(Input material):
####################
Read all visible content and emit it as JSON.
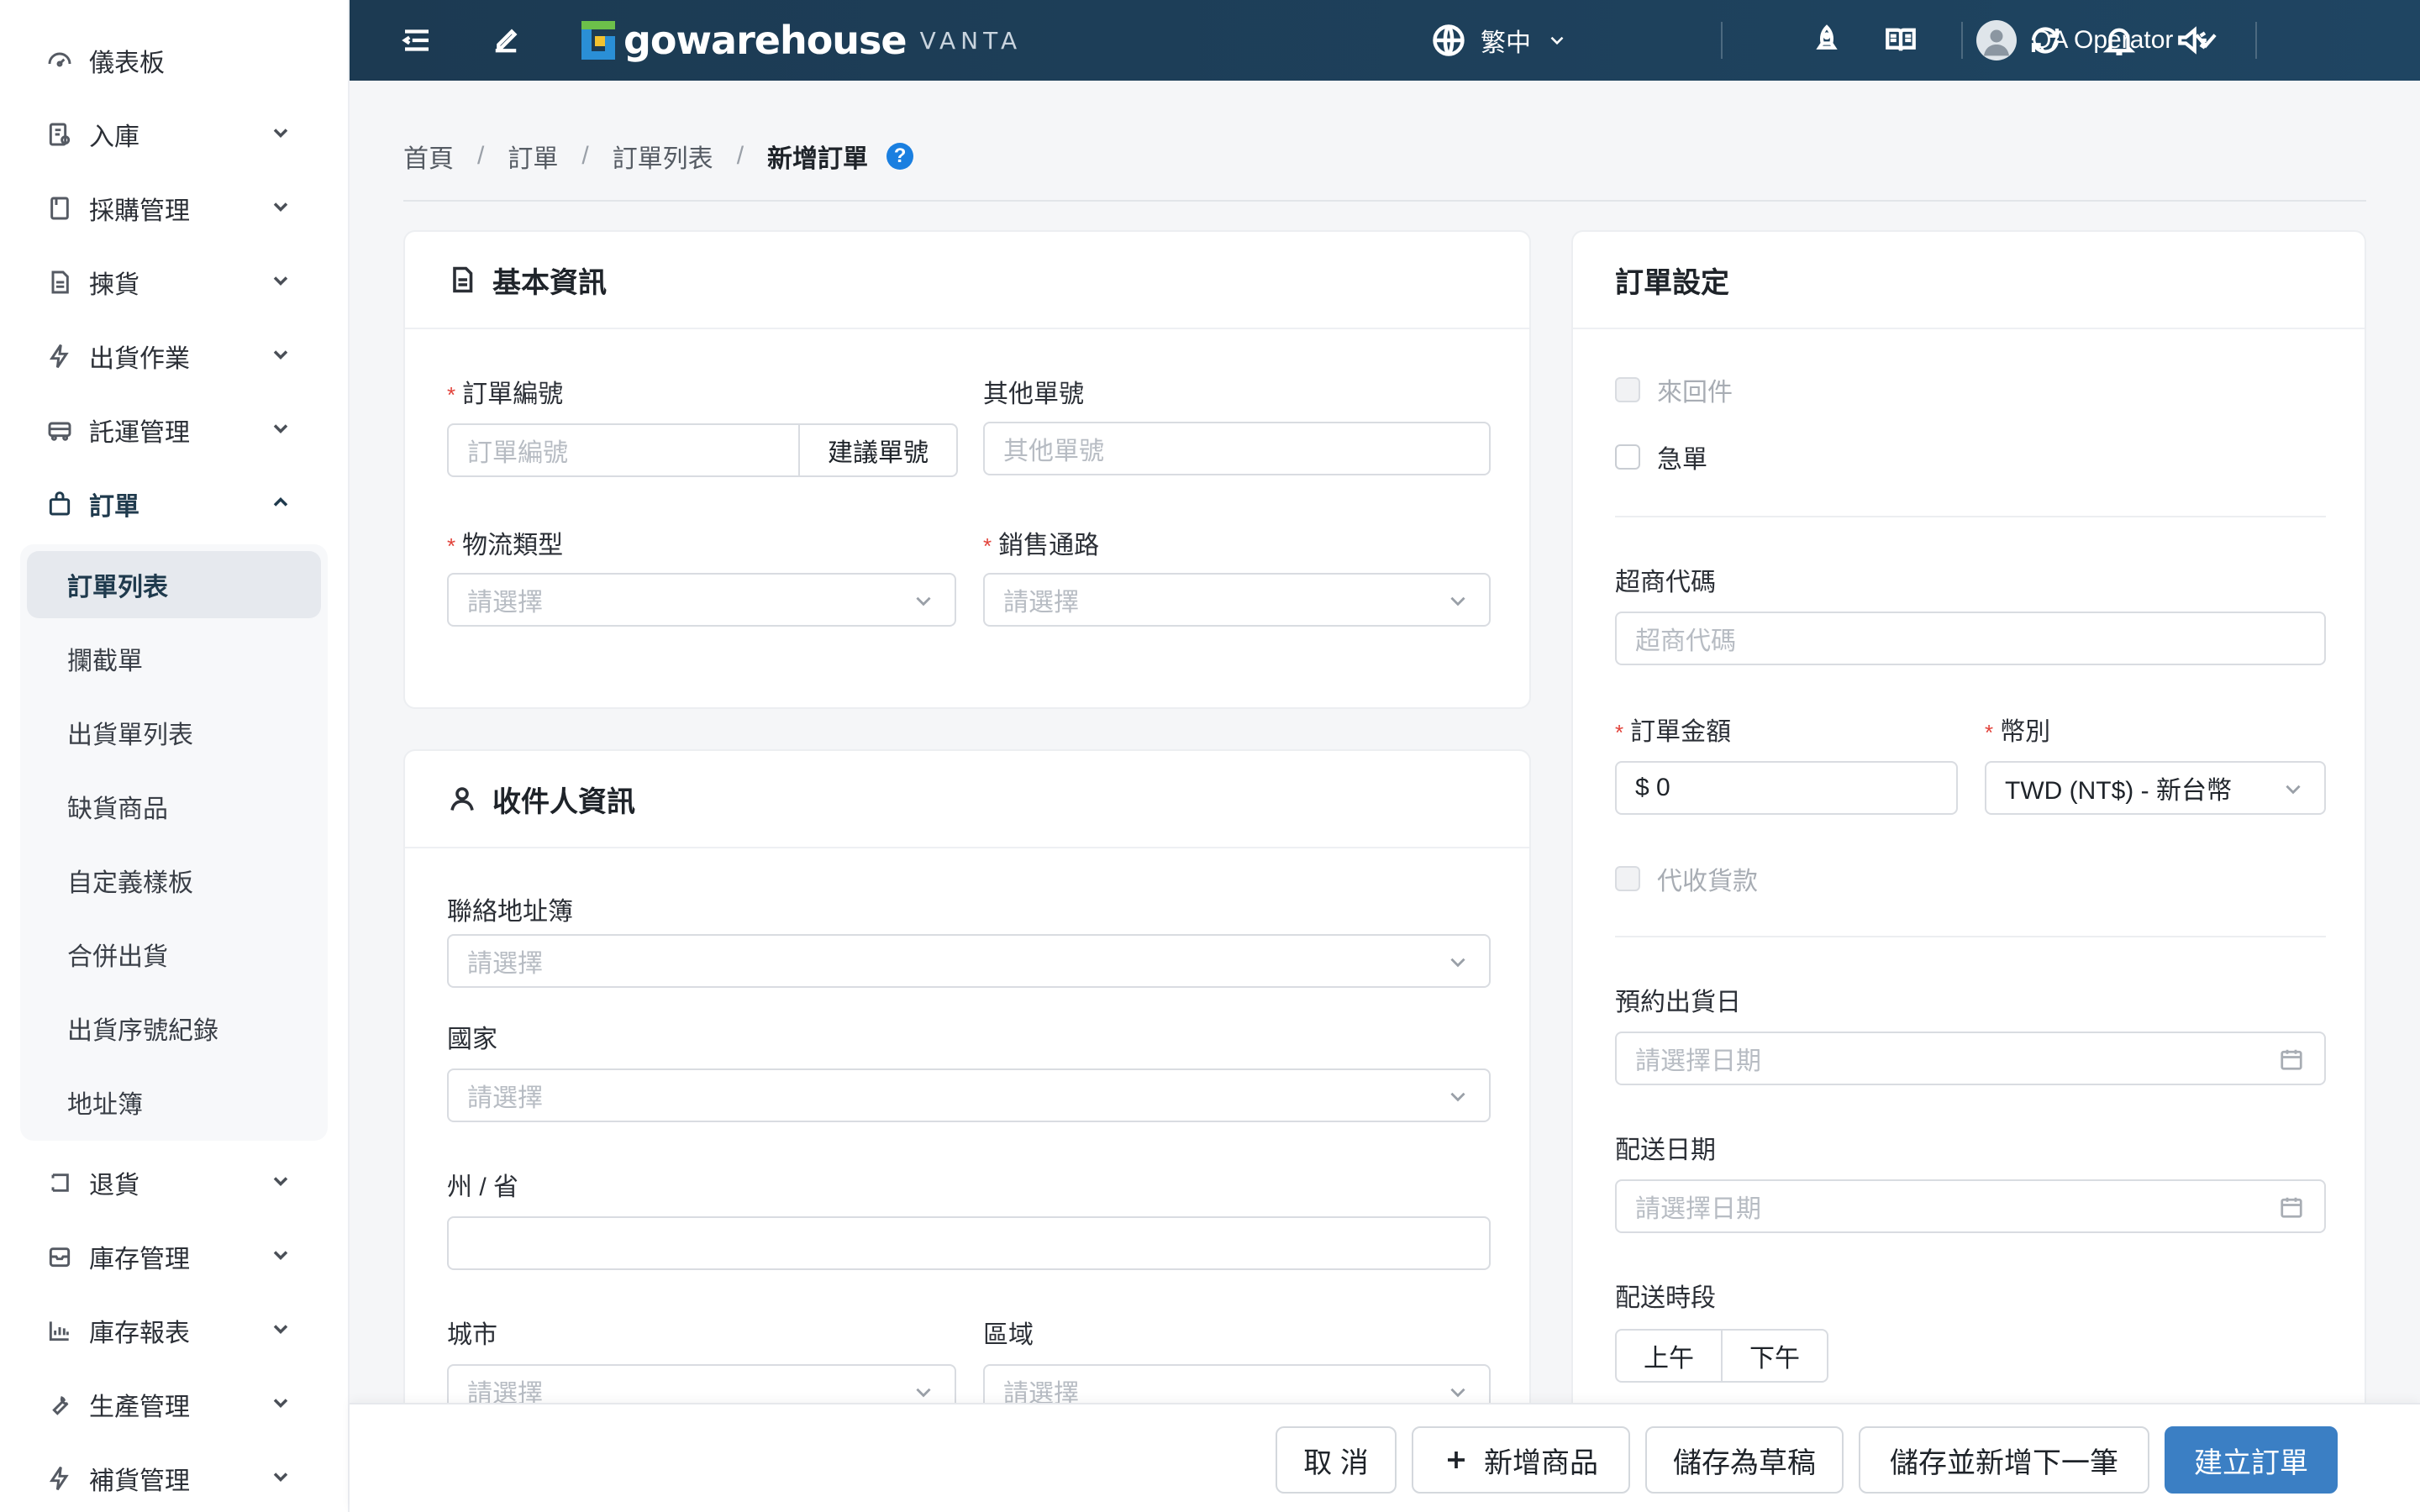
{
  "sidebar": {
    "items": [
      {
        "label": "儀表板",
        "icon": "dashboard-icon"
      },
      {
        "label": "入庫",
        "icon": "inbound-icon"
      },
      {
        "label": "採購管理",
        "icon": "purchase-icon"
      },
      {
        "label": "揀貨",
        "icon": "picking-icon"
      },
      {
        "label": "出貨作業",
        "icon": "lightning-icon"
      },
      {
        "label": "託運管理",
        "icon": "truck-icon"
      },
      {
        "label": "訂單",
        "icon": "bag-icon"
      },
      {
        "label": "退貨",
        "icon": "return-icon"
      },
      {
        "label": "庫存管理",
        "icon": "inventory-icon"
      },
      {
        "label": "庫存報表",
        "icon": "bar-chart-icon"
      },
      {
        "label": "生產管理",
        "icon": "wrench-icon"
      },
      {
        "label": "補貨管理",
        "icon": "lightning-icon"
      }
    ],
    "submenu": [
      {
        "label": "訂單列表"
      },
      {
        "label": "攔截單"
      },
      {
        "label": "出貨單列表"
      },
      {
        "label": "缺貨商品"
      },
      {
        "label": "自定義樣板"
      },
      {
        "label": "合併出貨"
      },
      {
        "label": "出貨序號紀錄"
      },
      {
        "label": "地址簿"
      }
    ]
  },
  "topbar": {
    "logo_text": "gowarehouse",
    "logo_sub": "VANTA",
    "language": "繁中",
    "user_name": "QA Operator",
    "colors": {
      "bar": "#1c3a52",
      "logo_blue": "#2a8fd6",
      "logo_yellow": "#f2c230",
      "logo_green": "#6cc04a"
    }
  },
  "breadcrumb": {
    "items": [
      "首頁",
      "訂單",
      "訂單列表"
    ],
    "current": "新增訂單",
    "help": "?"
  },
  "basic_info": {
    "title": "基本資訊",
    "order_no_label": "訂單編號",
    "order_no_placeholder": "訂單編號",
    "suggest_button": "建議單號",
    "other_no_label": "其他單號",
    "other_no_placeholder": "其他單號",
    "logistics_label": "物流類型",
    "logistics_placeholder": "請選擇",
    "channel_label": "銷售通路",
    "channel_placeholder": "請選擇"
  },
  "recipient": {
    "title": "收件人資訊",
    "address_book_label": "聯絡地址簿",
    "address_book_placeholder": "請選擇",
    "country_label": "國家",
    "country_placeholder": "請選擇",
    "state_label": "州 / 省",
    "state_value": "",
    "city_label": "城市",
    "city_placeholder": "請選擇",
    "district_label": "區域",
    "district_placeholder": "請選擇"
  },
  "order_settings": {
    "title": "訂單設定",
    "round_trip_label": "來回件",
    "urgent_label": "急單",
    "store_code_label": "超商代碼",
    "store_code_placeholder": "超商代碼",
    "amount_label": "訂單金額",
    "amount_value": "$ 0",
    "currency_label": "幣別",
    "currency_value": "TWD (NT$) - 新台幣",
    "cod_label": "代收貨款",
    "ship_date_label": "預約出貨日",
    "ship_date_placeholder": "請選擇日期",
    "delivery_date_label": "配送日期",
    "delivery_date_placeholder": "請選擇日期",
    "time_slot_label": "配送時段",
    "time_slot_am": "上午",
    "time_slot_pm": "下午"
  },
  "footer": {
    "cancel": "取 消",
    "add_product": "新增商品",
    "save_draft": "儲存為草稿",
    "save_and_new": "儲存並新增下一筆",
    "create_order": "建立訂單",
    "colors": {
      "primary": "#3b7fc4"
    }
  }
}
####################
(What you should do): Retype each line of the listing above word for word. Exclude the pictures.

(Result for this task):
Read all visible content and emit it as JSON.
{
  "sidebar": {
    "items": [
      {
        "label": "儀表板",
        "icon": "dashboard-icon"
      },
      {
        "label": "入庫",
        "icon": "inbound-icon"
      },
      {
        "label": "採購管理",
        "icon": "purchase-icon"
      },
      {
        "label": "揀貨",
        "icon": "picking-icon"
      },
      {
        "label": "出貨作業",
        "icon": "lightning-icon"
      },
      {
        "label": "託運管理",
        "icon": "truck-icon"
      },
      {
        "label": "訂單",
        "icon": "bag-icon"
      },
      {
        "label": "退貨",
        "icon": "return-icon"
      },
      {
        "label": "庫存管理",
        "icon": "inventory-icon"
      },
      {
        "label": "庫存報表",
        "icon": "bar-chart-icon"
      },
      {
        "label": "生產管理",
        "icon": "wrench-icon"
      },
      {
        "label": "補貨管理",
        "icon": "lightning-icon"
      }
    ],
    "submenu": [
      {
        "label": "訂單列表"
      },
      {
        "label": "攔截單"
      },
      {
        "label": "出貨單列表"
      },
      {
        "label": "缺貨商品"
      },
      {
        "label": "自定義樣板"
      },
      {
        "label": "合併出貨"
      },
      {
        "label": "出貨序號紀錄"
      },
      {
        "label": "地址簿"
      }
    ]
  },
  "topbar": {
    "logo_text": "gowarehouse",
    "logo_sub": "VANTA",
    "language": "繁中",
    "user_name": "QA Operator",
    "colors": {
      "bar": "#1c3a52",
      "logo_blue": "#2a8fd6",
      "logo_yellow": "#f2c230",
      "logo_green": "#6cc04a"
    }
  },
  "breadcrumb": {
    "items": [
      "首頁",
      "訂單",
      "訂單列表"
    ],
    "current": "新增訂單",
    "help": "?"
  },
  "basic_info": {
    "title": "基本資訊",
    "order_no_label": "訂單編號",
    "order_no_placeholder": "訂單編號",
    "suggest_button": "建議單號",
    "other_no_label": "其他單號",
    "other_no_placeholder": "其他單號",
    "logistics_label": "物流類型",
    "logistics_placeholder": "請選擇",
    "channel_label": "銷售通路",
    "channel_placeholder": "請選擇"
  },
  "recipient": {
    "title": "收件人資訊",
    "address_book_label": "聯絡地址簿",
    "address_book_placeholder": "請選擇",
    "country_label": "國家",
    "country_placeholder": "請選擇",
    "state_label": "州 / 省",
    "state_value": "",
    "city_label": "城市",
    "city_placeholder": "請選擇",
    "district_label": "區域",
    "district_placeholder": "請選擇"
  },
  "order_settings": {
    "title": "訂單設定",
    "round_trip_label": "來回件",
    "urgent_label": "急單",
    "store_code_label": "超商代碼",
    "store_code_placeholder": "超商代碼",
    "amount_label": "訂單金額",
    "amount_value": "$ 0",
    "currency_label": "幣別",
    "currency_value": "TWD (NT$) - 新台幣",
    "cod_label": "代收貨款",
    "ship_date_label": "預約出貨日",
    "ship_date_placeholder": "請選擇日期",
    "delivery_date_label": "配送日期",
    "delivery_date_placeholder": "請選擇日期",
    "time_slot_label": "配送時段",
    "time_slot_am": "上午",
    "time_slot_pm": "下午"
  },
  "footer": {
    "cancel": "取 消",
    "add_product": "新增商品",
    "save_draft": "儲存為草稿",
    "save_and_new": "儲存並新增下一筆",
    "create_order": "建立訂單",
    "colors": {
      "primary": "#3b7fc4"
    }
  }
}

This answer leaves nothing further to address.